§ **STATED GOAL**:
Below is a block of records. Copy every line in it that contains the word "JSON".

§ **TASK MATERIAL**:
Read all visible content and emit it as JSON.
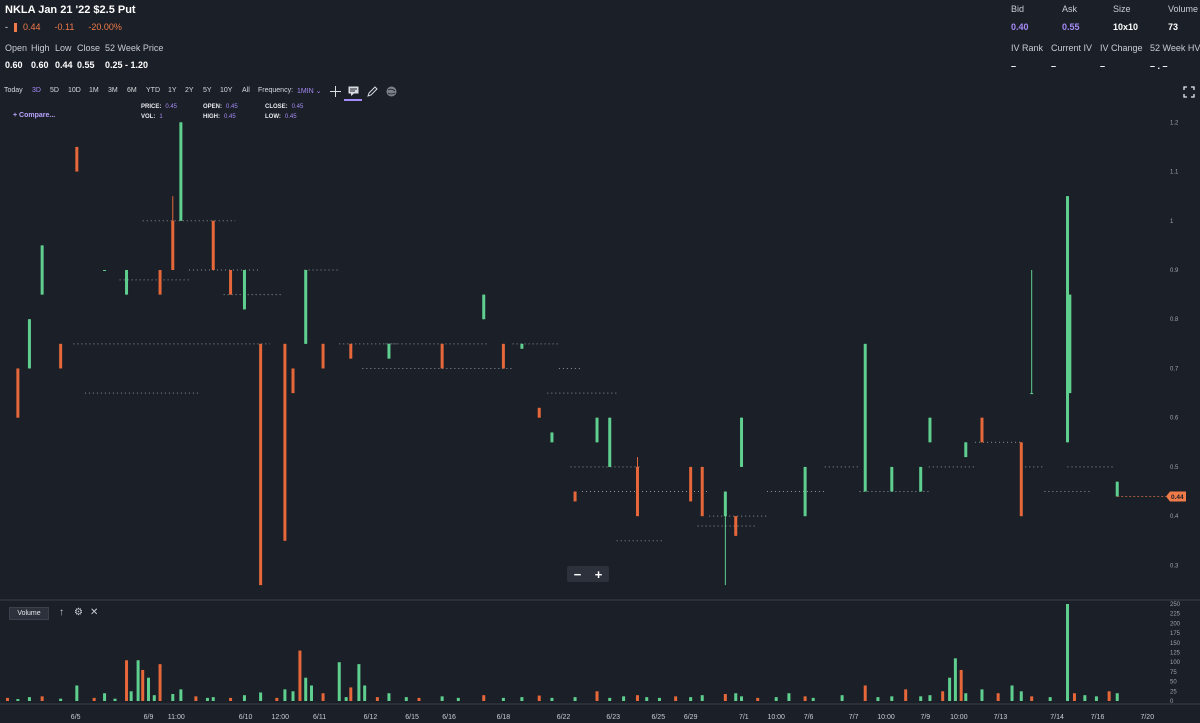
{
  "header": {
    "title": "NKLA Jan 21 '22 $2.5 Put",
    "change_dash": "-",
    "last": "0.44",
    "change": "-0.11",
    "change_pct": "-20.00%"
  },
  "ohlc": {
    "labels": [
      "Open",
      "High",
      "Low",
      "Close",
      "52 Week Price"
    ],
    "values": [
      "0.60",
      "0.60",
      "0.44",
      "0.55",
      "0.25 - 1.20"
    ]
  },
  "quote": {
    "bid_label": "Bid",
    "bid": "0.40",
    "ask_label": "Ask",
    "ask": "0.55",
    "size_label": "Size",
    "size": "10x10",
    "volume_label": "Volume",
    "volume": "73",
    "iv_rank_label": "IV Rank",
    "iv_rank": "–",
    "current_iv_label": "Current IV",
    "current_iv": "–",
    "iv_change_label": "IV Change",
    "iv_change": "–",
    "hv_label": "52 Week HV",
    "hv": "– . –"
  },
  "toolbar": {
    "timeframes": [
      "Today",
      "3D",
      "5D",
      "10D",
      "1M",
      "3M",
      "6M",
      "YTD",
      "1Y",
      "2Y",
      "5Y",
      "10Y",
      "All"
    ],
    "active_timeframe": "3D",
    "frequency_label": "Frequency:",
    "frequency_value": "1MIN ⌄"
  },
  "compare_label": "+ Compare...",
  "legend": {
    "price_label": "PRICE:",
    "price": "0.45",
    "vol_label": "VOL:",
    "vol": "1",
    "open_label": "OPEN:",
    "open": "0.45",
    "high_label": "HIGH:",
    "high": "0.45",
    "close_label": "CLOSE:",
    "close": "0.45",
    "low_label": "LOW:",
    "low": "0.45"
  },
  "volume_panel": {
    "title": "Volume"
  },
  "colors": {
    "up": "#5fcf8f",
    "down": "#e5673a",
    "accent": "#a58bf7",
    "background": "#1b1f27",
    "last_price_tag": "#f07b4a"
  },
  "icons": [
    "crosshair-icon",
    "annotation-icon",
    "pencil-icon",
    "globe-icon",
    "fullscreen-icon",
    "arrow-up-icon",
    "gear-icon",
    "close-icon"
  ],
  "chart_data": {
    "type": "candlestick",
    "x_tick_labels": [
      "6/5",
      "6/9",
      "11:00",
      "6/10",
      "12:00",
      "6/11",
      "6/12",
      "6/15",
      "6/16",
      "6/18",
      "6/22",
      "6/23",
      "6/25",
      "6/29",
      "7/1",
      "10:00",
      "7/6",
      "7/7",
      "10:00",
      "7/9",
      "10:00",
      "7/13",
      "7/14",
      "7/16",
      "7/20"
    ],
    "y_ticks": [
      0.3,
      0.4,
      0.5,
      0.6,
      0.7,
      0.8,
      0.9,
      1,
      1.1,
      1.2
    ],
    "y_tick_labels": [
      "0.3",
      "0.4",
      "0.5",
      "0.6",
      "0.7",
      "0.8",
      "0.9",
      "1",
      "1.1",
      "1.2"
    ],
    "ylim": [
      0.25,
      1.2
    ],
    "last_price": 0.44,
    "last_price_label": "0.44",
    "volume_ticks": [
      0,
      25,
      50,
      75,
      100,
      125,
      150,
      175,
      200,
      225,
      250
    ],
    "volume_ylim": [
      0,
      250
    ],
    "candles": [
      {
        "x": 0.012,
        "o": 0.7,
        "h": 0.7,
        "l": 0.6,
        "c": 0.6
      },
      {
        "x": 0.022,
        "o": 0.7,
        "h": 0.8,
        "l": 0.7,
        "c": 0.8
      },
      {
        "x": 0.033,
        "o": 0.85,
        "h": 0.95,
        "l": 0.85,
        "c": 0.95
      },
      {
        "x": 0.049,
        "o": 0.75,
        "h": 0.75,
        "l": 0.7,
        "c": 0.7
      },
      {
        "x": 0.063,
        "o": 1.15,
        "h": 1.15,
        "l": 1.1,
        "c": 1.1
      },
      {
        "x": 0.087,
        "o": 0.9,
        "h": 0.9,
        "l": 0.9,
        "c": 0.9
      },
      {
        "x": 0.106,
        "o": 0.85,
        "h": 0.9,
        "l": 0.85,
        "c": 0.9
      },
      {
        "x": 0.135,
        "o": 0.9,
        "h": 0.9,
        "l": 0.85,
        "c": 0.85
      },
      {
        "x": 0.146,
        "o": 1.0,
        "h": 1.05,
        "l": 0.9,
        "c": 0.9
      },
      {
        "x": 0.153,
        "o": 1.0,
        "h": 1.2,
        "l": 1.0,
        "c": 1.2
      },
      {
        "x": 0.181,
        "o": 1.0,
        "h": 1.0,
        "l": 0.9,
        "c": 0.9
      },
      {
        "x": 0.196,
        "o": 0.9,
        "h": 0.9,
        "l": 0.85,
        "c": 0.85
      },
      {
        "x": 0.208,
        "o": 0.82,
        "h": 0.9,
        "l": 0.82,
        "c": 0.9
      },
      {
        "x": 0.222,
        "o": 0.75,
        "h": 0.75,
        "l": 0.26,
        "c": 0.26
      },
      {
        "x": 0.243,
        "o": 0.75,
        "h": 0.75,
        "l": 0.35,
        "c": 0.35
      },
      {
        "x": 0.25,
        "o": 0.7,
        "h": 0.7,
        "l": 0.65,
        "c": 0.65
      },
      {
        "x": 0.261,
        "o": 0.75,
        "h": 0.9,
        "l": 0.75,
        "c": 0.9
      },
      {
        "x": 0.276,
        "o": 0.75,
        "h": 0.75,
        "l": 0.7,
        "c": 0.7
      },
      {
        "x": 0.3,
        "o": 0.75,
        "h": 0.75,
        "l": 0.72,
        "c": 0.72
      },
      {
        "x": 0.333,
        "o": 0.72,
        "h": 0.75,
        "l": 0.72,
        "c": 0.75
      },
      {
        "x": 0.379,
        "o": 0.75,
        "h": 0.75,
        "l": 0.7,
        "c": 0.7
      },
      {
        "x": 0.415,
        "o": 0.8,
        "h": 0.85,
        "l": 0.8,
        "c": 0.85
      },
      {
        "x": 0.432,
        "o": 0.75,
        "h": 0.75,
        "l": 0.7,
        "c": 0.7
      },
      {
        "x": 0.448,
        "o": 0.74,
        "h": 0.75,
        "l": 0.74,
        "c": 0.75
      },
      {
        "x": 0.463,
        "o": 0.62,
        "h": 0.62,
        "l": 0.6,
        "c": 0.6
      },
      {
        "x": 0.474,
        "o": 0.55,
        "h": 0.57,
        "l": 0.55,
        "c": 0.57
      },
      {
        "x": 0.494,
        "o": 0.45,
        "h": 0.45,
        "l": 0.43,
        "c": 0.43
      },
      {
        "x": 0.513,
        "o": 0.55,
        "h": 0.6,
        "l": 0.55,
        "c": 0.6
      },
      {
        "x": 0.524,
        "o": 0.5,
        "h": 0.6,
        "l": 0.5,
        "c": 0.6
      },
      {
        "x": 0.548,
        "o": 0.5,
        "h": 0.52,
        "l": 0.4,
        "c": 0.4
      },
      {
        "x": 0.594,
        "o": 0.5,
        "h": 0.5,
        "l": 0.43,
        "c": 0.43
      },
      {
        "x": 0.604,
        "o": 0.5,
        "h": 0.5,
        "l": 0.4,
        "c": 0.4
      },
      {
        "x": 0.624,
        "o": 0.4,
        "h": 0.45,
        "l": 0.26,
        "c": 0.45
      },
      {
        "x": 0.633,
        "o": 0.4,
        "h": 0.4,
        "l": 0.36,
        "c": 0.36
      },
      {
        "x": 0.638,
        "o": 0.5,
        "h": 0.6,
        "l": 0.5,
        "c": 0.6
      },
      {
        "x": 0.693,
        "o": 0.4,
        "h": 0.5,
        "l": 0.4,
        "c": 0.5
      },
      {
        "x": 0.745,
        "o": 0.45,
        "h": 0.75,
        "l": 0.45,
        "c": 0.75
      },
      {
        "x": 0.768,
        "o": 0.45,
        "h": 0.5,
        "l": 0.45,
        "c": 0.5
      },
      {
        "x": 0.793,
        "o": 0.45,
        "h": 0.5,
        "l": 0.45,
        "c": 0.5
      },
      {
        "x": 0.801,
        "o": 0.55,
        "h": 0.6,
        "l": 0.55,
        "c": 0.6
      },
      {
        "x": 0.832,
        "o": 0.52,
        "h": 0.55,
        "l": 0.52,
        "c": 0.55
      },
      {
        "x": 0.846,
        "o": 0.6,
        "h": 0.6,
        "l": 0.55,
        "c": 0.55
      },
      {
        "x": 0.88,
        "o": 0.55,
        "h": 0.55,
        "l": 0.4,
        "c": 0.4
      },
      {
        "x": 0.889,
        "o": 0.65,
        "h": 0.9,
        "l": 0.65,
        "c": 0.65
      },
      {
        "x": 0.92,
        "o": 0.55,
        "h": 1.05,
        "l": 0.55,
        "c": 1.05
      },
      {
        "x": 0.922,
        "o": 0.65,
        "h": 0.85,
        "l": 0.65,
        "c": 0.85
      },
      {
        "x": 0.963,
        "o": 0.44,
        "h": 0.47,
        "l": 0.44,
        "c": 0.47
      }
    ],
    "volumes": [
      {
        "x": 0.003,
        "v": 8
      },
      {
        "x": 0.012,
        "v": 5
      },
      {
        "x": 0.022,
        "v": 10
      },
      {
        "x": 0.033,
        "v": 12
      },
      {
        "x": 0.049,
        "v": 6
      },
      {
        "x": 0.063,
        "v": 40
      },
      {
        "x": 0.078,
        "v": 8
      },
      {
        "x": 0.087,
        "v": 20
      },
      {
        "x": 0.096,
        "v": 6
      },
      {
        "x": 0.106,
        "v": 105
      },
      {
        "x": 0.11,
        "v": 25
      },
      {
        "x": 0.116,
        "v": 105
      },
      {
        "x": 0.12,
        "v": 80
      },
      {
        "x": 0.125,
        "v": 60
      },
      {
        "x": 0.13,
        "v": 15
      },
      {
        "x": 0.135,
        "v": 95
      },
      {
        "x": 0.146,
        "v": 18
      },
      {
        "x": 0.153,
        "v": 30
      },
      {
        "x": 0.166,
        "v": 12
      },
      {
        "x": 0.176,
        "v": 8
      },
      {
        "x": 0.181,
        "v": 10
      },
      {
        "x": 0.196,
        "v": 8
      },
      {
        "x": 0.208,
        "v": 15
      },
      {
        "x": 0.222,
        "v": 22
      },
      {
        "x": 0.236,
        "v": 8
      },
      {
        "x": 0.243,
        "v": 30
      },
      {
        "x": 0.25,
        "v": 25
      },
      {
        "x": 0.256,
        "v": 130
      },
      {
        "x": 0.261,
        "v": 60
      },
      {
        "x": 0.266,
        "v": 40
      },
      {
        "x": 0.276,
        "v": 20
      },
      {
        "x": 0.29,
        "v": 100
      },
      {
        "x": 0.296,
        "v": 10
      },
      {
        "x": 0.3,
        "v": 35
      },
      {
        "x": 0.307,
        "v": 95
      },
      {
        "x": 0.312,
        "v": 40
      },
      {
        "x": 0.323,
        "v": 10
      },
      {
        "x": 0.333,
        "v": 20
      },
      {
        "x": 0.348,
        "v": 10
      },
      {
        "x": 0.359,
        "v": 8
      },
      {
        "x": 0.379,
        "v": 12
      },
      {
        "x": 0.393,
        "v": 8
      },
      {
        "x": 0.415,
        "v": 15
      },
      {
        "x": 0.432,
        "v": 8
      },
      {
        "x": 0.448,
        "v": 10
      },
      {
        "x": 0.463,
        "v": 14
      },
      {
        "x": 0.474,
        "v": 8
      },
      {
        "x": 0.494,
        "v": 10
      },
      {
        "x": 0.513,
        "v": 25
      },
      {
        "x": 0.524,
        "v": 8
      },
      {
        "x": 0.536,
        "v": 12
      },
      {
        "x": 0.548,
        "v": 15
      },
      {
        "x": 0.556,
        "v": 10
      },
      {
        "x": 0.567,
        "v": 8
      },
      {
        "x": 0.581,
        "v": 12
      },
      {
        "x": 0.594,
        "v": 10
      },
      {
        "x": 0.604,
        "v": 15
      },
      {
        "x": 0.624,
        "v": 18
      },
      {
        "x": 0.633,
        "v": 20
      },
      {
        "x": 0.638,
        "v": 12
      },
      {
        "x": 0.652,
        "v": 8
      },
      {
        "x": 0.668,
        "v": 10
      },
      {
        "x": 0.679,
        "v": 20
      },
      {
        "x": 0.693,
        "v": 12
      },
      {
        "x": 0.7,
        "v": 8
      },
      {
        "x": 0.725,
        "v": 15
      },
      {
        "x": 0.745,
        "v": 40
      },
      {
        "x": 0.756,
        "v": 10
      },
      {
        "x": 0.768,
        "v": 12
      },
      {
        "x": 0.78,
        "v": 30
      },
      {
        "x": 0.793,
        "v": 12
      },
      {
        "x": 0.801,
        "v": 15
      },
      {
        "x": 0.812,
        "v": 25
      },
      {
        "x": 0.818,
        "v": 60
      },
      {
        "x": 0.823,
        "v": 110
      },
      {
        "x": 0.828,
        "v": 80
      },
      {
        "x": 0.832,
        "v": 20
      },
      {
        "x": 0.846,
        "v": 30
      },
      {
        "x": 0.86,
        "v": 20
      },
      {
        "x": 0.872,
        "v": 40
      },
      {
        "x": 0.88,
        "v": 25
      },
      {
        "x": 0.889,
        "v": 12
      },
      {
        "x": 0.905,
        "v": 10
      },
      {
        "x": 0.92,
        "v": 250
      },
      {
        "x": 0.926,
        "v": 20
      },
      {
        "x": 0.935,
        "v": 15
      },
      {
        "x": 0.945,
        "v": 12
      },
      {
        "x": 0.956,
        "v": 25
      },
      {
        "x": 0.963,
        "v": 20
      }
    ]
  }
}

==

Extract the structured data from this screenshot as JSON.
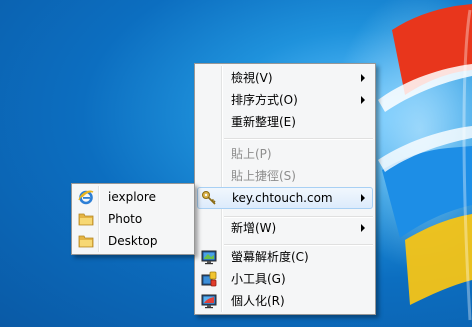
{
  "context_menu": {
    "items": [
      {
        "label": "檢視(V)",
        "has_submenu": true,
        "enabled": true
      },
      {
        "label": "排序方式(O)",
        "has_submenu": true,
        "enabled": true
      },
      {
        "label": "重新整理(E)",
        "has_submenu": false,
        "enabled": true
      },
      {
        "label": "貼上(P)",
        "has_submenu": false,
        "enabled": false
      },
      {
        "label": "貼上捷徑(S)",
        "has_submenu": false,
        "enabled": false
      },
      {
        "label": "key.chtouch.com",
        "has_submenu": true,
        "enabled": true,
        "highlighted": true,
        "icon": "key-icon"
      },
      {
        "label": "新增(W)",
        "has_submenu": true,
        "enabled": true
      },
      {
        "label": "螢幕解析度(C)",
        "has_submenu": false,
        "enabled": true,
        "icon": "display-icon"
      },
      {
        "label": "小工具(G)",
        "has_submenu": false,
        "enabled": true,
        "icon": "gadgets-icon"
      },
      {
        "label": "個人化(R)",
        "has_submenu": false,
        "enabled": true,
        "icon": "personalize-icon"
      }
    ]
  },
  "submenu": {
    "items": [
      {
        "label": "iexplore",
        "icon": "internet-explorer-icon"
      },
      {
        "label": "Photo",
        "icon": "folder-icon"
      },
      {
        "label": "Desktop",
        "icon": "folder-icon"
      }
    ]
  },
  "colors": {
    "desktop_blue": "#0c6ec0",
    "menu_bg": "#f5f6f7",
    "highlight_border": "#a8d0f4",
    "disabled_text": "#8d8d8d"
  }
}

§ **TASK ANSWER**:
Read all visible content and emit it as JSON.
Extract the structured data from this screenshot as JSON.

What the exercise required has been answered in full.